Extracted data entries:
_ _ _ _ _ _ _
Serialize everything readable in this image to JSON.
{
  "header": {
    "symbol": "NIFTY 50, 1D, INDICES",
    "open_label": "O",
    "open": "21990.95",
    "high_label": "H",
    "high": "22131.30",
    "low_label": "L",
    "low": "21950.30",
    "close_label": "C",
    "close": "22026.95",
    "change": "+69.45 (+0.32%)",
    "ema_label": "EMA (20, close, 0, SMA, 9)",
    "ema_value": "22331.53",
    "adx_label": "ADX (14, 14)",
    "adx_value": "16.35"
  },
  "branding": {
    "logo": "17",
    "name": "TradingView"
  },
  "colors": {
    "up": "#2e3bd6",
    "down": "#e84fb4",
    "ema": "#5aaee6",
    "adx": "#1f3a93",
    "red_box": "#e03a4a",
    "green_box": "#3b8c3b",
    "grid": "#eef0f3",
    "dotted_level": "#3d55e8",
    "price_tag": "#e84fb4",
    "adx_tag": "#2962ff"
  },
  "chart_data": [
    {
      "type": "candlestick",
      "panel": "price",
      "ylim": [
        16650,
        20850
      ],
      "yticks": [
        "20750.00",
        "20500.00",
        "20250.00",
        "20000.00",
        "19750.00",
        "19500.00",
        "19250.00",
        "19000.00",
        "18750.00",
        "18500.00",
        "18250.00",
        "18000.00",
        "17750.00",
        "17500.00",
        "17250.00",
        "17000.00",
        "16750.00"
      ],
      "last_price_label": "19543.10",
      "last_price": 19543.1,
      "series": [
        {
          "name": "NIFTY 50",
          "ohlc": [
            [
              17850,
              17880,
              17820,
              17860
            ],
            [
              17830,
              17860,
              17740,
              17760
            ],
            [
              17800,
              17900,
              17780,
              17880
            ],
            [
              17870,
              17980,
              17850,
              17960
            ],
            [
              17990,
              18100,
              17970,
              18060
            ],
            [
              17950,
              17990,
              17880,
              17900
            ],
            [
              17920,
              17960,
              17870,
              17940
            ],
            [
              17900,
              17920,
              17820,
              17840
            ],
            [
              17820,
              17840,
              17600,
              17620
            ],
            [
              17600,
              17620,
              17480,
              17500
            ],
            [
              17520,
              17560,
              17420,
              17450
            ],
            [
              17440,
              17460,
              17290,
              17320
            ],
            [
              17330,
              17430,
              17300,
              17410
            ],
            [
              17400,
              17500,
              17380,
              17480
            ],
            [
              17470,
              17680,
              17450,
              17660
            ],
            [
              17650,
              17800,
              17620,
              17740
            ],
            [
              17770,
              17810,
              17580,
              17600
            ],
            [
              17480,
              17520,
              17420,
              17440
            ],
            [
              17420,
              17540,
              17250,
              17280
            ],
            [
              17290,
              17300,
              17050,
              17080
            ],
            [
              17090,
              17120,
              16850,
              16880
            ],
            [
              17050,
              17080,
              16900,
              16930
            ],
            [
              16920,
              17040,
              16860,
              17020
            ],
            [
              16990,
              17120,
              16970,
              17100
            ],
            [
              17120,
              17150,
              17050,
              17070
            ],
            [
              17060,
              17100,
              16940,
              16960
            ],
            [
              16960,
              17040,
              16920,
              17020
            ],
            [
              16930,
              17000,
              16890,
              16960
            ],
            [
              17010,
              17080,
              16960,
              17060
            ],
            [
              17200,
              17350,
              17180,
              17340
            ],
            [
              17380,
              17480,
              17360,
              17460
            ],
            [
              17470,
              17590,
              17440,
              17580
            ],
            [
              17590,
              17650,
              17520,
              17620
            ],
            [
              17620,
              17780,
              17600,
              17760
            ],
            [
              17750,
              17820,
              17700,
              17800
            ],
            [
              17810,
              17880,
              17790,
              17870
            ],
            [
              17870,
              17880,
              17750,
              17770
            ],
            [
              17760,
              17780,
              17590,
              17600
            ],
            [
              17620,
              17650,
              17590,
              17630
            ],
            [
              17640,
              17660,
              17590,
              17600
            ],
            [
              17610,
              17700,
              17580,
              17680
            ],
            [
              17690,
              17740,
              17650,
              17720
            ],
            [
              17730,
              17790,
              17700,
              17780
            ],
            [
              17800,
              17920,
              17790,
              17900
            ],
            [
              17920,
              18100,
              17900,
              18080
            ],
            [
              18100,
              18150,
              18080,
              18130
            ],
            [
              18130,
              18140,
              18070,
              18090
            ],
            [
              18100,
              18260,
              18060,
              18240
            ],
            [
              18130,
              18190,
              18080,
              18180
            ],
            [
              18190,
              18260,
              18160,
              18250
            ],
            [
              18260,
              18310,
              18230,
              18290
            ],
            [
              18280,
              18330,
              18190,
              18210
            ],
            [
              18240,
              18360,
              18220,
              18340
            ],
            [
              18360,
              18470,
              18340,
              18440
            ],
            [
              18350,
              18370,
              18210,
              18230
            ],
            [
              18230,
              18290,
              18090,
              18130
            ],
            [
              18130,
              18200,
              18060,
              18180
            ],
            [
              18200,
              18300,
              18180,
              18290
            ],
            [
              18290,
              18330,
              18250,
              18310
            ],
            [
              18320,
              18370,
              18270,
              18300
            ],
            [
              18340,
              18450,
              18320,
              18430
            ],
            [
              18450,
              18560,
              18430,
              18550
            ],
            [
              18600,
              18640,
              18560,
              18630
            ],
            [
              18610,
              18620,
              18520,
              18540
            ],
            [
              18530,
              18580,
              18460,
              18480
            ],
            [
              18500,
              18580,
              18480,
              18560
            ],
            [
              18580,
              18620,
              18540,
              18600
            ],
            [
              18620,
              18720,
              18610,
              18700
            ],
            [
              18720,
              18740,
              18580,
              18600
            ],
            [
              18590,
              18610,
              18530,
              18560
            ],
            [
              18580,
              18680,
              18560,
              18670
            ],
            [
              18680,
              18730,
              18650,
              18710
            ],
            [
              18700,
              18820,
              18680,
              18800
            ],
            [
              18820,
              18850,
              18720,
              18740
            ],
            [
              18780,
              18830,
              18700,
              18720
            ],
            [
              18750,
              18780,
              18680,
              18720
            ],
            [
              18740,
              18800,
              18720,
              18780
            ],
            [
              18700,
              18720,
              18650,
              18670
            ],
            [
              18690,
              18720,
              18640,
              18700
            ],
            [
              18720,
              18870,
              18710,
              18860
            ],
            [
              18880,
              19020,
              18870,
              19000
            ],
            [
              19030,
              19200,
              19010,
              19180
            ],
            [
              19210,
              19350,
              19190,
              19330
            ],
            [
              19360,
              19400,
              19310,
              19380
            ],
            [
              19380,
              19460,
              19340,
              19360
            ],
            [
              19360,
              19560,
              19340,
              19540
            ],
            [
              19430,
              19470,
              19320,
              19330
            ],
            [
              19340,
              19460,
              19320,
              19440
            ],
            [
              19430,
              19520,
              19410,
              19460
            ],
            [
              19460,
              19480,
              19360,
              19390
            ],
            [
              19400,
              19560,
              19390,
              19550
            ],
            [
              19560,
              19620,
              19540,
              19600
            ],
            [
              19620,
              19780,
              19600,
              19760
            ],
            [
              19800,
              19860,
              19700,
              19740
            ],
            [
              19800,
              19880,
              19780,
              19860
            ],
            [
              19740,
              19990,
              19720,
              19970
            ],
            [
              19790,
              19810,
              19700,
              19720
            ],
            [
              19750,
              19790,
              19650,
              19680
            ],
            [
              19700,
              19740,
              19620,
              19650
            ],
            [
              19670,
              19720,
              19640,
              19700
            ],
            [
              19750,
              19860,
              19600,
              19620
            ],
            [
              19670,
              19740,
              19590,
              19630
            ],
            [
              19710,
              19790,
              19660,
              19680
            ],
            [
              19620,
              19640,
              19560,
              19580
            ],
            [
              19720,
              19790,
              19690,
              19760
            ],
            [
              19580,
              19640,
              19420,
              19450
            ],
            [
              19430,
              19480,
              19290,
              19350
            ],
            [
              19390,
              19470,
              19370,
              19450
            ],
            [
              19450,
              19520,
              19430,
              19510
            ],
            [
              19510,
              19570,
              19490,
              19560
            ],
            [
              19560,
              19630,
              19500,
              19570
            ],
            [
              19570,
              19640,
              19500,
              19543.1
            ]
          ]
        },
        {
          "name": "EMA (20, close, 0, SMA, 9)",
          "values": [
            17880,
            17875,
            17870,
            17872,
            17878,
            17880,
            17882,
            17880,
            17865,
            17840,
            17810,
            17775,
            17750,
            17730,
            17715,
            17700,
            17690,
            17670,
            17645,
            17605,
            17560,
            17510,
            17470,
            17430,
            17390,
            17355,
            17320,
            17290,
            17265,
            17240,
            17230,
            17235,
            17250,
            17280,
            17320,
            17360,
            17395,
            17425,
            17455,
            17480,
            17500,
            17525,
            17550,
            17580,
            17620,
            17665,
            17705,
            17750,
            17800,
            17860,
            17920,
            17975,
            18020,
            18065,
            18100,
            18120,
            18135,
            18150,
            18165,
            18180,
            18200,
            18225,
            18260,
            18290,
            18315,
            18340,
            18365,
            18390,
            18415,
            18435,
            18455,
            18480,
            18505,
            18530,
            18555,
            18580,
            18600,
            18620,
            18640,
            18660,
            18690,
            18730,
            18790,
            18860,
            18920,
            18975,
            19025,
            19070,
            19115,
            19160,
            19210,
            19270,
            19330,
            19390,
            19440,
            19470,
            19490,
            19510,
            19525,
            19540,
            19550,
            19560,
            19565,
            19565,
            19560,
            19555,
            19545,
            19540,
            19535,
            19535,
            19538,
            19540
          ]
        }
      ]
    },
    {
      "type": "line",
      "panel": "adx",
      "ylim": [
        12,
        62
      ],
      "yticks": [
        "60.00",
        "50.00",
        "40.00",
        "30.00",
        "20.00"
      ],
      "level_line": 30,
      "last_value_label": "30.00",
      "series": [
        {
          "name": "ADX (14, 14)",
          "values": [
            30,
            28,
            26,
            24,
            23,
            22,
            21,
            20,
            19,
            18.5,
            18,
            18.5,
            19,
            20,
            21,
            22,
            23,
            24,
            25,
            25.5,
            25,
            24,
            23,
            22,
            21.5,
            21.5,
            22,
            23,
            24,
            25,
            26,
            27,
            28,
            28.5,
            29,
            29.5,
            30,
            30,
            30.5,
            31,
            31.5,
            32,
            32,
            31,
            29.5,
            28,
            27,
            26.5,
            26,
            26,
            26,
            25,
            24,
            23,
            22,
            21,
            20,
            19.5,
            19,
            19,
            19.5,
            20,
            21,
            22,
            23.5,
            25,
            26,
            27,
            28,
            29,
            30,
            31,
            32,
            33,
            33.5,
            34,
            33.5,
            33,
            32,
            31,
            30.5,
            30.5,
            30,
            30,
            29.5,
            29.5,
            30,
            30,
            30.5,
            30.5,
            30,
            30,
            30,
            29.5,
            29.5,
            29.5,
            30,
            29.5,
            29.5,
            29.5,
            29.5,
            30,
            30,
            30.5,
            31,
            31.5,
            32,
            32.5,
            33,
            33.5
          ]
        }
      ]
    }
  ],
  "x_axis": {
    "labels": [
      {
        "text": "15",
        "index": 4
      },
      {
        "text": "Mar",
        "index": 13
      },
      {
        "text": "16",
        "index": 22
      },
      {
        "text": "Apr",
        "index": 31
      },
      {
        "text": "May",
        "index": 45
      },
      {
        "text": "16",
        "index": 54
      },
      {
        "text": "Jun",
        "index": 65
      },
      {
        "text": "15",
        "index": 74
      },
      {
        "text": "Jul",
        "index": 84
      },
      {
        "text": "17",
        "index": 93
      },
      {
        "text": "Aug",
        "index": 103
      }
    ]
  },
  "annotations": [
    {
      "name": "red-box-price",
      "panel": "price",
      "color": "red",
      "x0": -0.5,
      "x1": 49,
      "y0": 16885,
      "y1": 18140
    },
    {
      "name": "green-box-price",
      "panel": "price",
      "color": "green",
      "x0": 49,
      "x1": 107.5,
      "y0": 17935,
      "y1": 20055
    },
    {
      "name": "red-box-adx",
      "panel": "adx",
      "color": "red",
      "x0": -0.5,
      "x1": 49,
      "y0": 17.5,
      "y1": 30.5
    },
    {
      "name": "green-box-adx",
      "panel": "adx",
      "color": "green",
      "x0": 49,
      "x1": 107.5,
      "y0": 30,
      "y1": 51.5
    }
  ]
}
_ _ _ _ _ _ _
▶ **Work to complete**:
Look through the material above. Copy each line where the word "text" appears.

▶ **Written answer**:
        "text": "15",
        "text": "Mar",
        "text": "16",
        "text": "Apr",
        "text": "May",
        "text": "16",
        "text": "Jun",
        "text": "15",
        "text": "Jul",
        "text": "17",
        "text": "Aug",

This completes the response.